# Aim 1:
In the obituary below, reproduce word for word everything from "She passed away, peacefully, with" down to "National Veteran’s Cemetery.".
# Aim 2:
According to the obituary below, where will Martha's ashes be interred?

# Excerpted passage:
☆ ☆ ☆
She passed away, peacefully, with family at her side, November 9, 2019, age 92, one day short of her 74th wedding anniversary. She was a very intelligent woman, mentally sharp to the end, and she so loved her four grandsons Nick (Becca), Jeremy, Kris (Skye) and Ethan, six great grandchildren (Morgan, Pippa, Ben, Ellie, Matt, and Calvin) with all her immense heart. Her ashes will be interred with husband Joe’s in the Eagle Point National Veteran’s Cemetery.

Martha is predeceased by her parents, Henry and Juliana Friesz, husband Joseph and son Joseph, Jr., brothers Otto, Reinhart, and William, and sister Maggie. She is survived by son Steve (Kim), brothers Dan, Ben (Ann), and her sisters Ruth and Emma, plus much-cherished nieces and nephews. She adored her large family and said often how fun their gatherings were. Martha and late husband Joe also earned and were richly blessed with an abundance of friends: neighbors, bandmates, clients, workplace comrades, and residents at Cascade Independent Living. Many came to visit, even if it was just to sit quietly with her in last hours. The family also appreciates the service and care provided by the staff at Cascade over the past eight years, as well as stand-out caregiver Valerie Scudder. Thank you!
☆ ☆ ☆
# Data:
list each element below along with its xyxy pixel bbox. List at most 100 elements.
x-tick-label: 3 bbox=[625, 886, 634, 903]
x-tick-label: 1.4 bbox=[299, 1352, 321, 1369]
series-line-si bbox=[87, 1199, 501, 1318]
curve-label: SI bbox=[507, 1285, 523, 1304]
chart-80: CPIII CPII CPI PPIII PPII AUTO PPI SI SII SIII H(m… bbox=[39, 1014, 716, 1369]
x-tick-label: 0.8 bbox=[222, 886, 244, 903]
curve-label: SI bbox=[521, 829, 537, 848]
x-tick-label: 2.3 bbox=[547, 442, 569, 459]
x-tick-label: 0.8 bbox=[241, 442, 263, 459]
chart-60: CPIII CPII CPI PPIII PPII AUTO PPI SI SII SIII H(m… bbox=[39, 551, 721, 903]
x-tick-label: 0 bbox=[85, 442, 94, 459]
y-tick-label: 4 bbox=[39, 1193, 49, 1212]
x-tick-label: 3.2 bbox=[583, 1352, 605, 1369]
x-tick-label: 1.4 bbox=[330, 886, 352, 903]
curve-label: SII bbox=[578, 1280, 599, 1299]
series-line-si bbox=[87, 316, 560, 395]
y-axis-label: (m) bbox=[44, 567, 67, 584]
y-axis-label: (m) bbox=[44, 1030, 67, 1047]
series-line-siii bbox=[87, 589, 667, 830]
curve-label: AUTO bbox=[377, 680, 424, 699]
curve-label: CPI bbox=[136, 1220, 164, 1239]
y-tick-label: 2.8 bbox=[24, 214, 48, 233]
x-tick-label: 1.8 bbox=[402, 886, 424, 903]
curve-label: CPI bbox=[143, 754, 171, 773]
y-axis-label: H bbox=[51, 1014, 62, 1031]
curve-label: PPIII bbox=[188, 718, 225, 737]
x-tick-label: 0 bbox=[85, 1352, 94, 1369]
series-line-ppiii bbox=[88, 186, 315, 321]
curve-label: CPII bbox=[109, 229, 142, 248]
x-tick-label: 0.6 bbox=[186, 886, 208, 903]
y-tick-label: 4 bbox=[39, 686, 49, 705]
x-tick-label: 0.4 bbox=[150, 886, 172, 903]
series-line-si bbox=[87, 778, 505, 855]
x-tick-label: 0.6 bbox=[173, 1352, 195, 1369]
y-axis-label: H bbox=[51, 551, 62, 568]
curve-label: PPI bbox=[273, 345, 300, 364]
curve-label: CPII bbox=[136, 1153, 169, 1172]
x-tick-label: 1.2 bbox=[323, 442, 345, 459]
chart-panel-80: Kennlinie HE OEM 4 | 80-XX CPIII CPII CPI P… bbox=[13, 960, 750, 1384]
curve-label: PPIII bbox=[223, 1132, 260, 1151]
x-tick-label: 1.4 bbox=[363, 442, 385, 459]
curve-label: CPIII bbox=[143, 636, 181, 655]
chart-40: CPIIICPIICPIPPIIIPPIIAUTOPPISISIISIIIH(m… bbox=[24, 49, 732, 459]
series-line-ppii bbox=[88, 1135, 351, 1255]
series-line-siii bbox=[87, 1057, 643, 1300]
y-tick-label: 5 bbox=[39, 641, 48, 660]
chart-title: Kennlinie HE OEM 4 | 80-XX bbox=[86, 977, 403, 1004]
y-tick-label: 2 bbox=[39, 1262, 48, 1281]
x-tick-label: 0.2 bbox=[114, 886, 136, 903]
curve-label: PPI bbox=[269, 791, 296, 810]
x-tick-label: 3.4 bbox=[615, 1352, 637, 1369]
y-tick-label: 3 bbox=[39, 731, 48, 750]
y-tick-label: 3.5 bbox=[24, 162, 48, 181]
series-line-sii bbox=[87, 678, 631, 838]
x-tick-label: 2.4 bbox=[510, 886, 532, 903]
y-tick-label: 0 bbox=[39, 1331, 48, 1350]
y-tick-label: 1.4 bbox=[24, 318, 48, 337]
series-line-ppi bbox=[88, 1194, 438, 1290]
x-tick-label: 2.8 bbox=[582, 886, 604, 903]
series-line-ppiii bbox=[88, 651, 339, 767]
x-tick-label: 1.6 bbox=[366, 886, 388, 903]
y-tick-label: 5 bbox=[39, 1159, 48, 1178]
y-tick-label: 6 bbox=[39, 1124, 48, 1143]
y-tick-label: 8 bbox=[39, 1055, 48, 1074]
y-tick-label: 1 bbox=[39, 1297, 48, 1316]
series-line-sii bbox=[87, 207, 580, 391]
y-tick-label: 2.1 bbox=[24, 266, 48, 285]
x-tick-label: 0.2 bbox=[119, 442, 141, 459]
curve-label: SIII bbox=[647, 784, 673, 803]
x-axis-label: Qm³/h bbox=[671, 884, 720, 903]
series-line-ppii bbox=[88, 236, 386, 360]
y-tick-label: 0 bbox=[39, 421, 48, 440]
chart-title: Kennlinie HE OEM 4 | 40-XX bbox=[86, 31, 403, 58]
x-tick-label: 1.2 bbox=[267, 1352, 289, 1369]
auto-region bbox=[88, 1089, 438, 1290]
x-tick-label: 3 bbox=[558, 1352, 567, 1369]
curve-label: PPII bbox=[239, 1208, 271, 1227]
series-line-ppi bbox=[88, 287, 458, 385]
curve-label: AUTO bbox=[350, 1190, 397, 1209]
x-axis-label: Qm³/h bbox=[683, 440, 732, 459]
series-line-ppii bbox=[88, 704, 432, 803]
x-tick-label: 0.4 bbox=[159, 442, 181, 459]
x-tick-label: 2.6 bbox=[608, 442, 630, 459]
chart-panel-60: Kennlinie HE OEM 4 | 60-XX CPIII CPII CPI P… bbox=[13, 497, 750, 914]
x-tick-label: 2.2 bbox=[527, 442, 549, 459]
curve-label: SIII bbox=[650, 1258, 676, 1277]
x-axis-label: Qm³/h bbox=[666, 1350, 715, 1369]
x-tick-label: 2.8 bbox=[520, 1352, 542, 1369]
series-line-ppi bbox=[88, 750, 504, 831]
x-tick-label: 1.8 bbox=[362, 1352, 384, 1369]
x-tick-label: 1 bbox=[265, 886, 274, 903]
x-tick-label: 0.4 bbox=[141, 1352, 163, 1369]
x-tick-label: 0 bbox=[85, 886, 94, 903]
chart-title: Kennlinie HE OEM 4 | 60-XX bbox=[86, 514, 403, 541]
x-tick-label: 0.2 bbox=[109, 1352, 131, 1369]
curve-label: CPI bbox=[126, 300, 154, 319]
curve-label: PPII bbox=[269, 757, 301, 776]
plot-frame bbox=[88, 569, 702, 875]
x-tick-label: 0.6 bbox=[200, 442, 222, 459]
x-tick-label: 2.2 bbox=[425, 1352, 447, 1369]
☆ ☆ ☆
# Full answer 1:
She passed away, peacefully, with family at her side, November 9, 2019, age 92, one day short of her 74th wedding anniversary. She was a very intelligent woman, mentally sharp to the end, and she so loved her four grandsons Nick (Becca), Jeremy, Kris (Skye) and Ethan, six great grandchildren (Morgan, Pippa, Ben, Ellie, Matt, and Calvin) with all her immense heart. Her ashes will be interred with husband Joe’s in the Eagle Point National Veteran’s Cemetery.

# Full answer 2:
Her ashes will be interred with her husband Joe's in the Eagle Point National Veteran's Cemetery.